WORK INSTRUCTIONS: Could you output each line of the data that follows exactly?
## BEGIN THE INPUT
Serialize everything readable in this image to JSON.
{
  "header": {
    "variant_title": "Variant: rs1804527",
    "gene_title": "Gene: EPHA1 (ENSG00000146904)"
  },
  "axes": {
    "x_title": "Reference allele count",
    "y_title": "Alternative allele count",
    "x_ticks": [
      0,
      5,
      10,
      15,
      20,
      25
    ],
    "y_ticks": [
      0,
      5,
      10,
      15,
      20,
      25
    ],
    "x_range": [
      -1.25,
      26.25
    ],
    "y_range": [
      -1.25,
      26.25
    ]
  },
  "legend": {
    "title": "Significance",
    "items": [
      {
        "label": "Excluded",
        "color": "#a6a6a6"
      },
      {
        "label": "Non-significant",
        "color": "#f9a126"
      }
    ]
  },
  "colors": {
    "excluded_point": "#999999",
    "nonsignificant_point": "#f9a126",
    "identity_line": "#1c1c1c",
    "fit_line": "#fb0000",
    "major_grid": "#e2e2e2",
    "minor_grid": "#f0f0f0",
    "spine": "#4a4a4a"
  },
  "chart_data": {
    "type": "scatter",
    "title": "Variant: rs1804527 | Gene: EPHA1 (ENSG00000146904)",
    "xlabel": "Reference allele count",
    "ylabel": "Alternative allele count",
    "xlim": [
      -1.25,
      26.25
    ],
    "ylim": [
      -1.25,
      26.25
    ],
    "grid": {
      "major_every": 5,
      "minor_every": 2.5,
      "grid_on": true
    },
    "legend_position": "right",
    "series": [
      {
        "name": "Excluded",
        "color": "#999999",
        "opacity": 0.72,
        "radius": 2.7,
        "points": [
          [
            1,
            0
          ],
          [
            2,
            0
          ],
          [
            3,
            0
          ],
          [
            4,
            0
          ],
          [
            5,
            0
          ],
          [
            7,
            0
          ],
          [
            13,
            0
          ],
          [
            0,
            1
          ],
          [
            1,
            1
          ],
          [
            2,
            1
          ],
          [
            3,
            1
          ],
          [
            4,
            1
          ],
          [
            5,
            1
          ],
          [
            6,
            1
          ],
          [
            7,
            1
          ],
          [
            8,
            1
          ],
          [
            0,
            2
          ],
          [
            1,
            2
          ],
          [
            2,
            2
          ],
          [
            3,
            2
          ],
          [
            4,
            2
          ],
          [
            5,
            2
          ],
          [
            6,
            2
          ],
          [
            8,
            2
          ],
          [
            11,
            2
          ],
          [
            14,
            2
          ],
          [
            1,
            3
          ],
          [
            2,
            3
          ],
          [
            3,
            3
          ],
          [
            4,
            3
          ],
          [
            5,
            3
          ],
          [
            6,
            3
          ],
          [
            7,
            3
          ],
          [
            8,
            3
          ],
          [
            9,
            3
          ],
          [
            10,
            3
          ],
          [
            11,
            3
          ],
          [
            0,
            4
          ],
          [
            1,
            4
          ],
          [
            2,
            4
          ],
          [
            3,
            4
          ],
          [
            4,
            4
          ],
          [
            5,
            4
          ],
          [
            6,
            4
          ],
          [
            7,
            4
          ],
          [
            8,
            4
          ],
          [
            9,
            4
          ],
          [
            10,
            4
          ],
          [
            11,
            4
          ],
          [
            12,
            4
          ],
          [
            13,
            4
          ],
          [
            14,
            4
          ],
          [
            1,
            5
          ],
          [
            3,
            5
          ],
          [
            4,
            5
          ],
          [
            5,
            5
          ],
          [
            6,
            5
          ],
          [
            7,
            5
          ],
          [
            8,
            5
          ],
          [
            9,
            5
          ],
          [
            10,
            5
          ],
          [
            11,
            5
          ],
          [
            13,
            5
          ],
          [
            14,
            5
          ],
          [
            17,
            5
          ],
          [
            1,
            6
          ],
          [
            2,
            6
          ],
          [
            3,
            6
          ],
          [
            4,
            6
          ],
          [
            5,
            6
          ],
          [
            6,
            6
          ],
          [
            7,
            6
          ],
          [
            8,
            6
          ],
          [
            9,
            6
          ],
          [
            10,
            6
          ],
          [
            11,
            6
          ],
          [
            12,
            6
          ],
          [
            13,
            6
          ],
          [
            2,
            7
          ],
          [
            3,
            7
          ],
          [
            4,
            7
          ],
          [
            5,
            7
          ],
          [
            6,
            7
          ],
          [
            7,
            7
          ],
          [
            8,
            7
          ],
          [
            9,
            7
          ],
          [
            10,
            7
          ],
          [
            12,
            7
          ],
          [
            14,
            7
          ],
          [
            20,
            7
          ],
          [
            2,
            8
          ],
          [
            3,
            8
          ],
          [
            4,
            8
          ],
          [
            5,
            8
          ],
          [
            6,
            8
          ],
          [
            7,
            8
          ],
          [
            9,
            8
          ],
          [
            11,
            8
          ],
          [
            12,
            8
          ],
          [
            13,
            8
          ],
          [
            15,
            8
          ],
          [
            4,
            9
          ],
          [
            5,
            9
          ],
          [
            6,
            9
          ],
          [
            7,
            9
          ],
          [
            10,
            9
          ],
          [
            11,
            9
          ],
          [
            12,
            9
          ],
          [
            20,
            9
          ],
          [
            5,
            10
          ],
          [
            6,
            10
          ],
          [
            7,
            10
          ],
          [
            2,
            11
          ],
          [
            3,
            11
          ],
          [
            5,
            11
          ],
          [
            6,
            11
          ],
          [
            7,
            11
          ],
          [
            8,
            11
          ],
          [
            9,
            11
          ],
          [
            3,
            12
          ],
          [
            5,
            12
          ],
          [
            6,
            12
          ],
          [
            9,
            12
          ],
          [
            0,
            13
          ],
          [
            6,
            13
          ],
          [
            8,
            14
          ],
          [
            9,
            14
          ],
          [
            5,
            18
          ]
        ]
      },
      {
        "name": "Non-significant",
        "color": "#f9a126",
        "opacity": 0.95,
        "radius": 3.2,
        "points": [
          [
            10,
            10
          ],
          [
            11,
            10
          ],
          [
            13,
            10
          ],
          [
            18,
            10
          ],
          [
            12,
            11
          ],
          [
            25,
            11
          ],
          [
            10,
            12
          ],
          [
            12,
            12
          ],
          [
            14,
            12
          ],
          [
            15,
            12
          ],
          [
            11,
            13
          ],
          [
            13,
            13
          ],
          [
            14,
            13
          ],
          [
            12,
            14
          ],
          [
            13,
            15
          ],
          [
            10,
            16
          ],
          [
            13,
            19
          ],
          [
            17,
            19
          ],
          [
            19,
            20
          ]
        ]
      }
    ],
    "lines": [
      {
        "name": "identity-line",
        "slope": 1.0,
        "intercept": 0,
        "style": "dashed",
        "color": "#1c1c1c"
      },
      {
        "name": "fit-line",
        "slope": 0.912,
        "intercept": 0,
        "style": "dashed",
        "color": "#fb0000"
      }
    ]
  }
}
## END THE INPUT
EXPECTED ANSWER:
Serialize everything readable in this image to JSON.
{
  "header": {
    "variant_title": "Variant: rs1804527",
    "gene_title": "Gene: EPHA1 (ENSG00000146904)"
  },
  "axes": {
    "x_title": "Reference allele count",
    "y_title": "Alternative allele count",
    "x_ticks": [
      0,
      5,
      10,
      15,
      20,
      25
    ],
    "y_ticks": [
      0,
      5,
      10,
      15,
      20,
      25
    ],
    "x_range": [
      -1.25,
      26.25
    ],
    "y_range": [
      -1.25,
      26.25
    ]
  },
  "legend": {
    "title": "Significance",
    "items": [
      {
        "label": "Excluded",
        "color": "#a6a6a6"
      },
      {
        "label": "Non-significant",
        "color": "#f9a126"
      }
    ]
  },
  "colors": {
    "excluded_point": "#999999",
    "nonsignificant_point": "#f9a126",
    "identity_line": "#1c1c1c",
    "fit_line": "#fb0000",
    "major_grid": "#e2e2e2",
    "minor_grid": "#f0f0f0",
    "spine": "#4a4a4a"
  },
  "chart_data": {
    "type": "scatter",
    "title": "Variant: rs1804527 | Gene: EPHA1 (ENSG00000146904)",
    "xlabel": "Reference allele count",
    "ylabel": "Alternative allele count",
    "xlim": [
      -1.25,
      26.25
    ],
    "ylim": [
      -1.25,
      26.25
    ],
    "grid": {
      "major_every": 5,
      "minor_every": 2.5,
      "grid_on": true
    },
    "legend_position": "right",
    "series": [
      {
        "name": "Excluded",
        "color": "#999999",
        "opacity": 0.72,
        "radius": 2.7,
        "points": [
          [
            1,
            0
          ],
          [
            2,
            0
          ],
          [
            3,
            0
          ],
          [
            4,
            0
          ],
          [
            5,
            0
          ],
          [
            7,
            0
          ],
          [
            13,
            0
          ],
          [
            0,
            1
          ],
          [
            1,
            1
          ],
          [
            2,
            1
          ],
          [
            3,
            1
          ],
          [
            4,
            1
          ],
          [
            5,
            1
          ],
          [
            6,
            1
          ],
          [
            7,
            1
          ],
          [
            8,
            1
          ],
          [
            0,
            2
          ],
          [
            1,
            2
          ],
          [
            2,
            2
          ],
          [
            3,
            2
          ],
          [
            4,
            2
          ],
          [
            5,
            2
          ],
          [
            6,
            2
          ],
          [
            8,
            2
          ],
          [
            11,
            2
          ],
          [
            14,
            2
          ],
          [
            1,
            3
          ],
          [
            2,
            3
          ],
          [
            3,
            3
          ],
          [
            4,
            3
          ],
          [
            5,
            3
          ],
          [
            6,
            3
          ],
          [
            7,
            3
          ],
          [
            8,
            3
          ],
          [
            9,
            3
          ],
          [
            10,
            3
          ],
          [
            11,
            3
          ],
          [
            0,
            4
          ],
          [
            1,
            4
          ],
          [
            2,
            4
          ],
          [
            3,
            4
          ],
          [
            4,
            4
          ],
          [
            5,
            4
          ],
          [
            6,
            4
          ],
          [
            7,
            4
          ],
          [
            8,
            4
          ],
          [
            9,
            4
          ],
          [
            10,
            4
          ],
          [
            11,
            4
          ],
          [
            12,
            4
          ],
          [
            13,
            4
          ],
          [
            14,
            4
          ],
          [
            1,
            5
          ],
          [
            3,
            5
          ],
          [
            4,
            5
          ],
          [
            5,
            5
          ],
          [
            6,
            5
          ],
          [
            7,
            5
          ],
          [
            8,
            5
          ],
          [
            9,
            5
          ],
          [
            10,
            5
          ],
          [
            11,
            5
          ],
          [
            13,
            5
          ],
          [
            14,
            5
          ],
          [
            17,
            5
          ],
          [
            1,
            6
          ],
          [
            2,
            6
          ],
          [
            3,
            6
          ],
          [
            4,
            6
          ],
          [
            5,
            6
          ],
          [
            6,
            6
          ],
          [
            7,
            6
          ],
          [
            8,
            6
          ],
          [
            9,
            6
          ],
          [
            10,
            6
          ],
          [
            11,
            6
          ],
          [
            12,
            6
          ],
          [
            13,
            6
          ],
          [
            2,
            7
          ],
          [
            3,
            7
          ],
          [
            4,
            7
          ],
          [
            5,
            7
          ],
          [
            6,
            7
          ],
          [
            7,
            7
          ],
          [
            8,
            7
          ],
          [
            9,
            7
          ],
          [
            10,
            7
          ],
          [
            12,
            7
          ],
          [
            14,
            7
          ],
          [
            20,
            7
          ],
          [
            2,
            8
          ],
          [
            3,
            8
          ],
          [
            4,
            8
          ],
          [
            5,
            8
          ],
          [
            6,
            8
          ],
          [
            7,
            8
          ],
          [
            9,
            8
          ],
          [
            11,
            8
          ],
          [
            12,
            8
          ],
          [
            13,
            8
          ],
          [
            15,
            8
          ],
          [
            4,
            9
          ],
          [
            5,
            9
          ],
          [
            6,
            9
          ],
          [
            7,
            9
          ],
          [
            10,
            9
          ],
          [
            11,
            9
          ],
          [
            12,
            9
          ],
          [
            20,
            9
          ],
          [
            5,
            10
          ],
          [
            6,
            10
          ],
          [
            7,
            10
          ],
          [
            2,
            11
          ],
          [
            3,
            11
          ],
          [
            5,
            11
          ],
          [
            6,
            11
          ],
          [
            7,
            11
          ],
          [
            8,
            11
          ],
          [
            9,
            11
          ],
          [
            3,
            12
          ],
          [
            5,
            12
          ],
          [
            6,
            12
          ],
          [
            9,
            12
          ],
          [
            0,
            13
          ],
          [
            6,
            13
          ],
          [
            8,
            14
          ],
          [
            9,
            14
          ],
          [
            5,
            18
          ]
        ]
      },
      {
        "name": "Non-significant",
        "color": "#f9a126",
        "opacity": 0.95,
        "radius": 3.2,
        "points": [
          [
            10,
            10
          ],
          [
            11,
            10
          ],
          [
            13,
            10
          ],
          [
            18,
            10
          ],
          [
            12,
            11
          ],
          [
            25,
            11
          ],
          [
            10,
            12
          ],
          [
            12,
            12
          ],
          [
            14,
            12
          ],
          [
            15,
            12
          ],
          [
            11,
            13
          ],
          [
            13,
            13
          ],
          [
            14,
            13
          ],
          [
            12,
            14
          ],
          [
            13,
            15
          ],
          [
            10,
            16
          ],
          [
            13,
            19
          ],
          [
            17,
            19
          ],
          [
            19,
            20
          ]
        ]
      }
    ],
    "lines": [
      {
        "name": "identity-line",
        "slope": 1.0,
        "intercept": 0,
        "style": "dashed",
        "color": "#1c1c1c"
      },
      {
        "name": "fit-line",
        "slope": 0.912,
        "intercept": 0,
        "style": "dashed",
        "color": "#fb0000"
      }
    ]
  }
}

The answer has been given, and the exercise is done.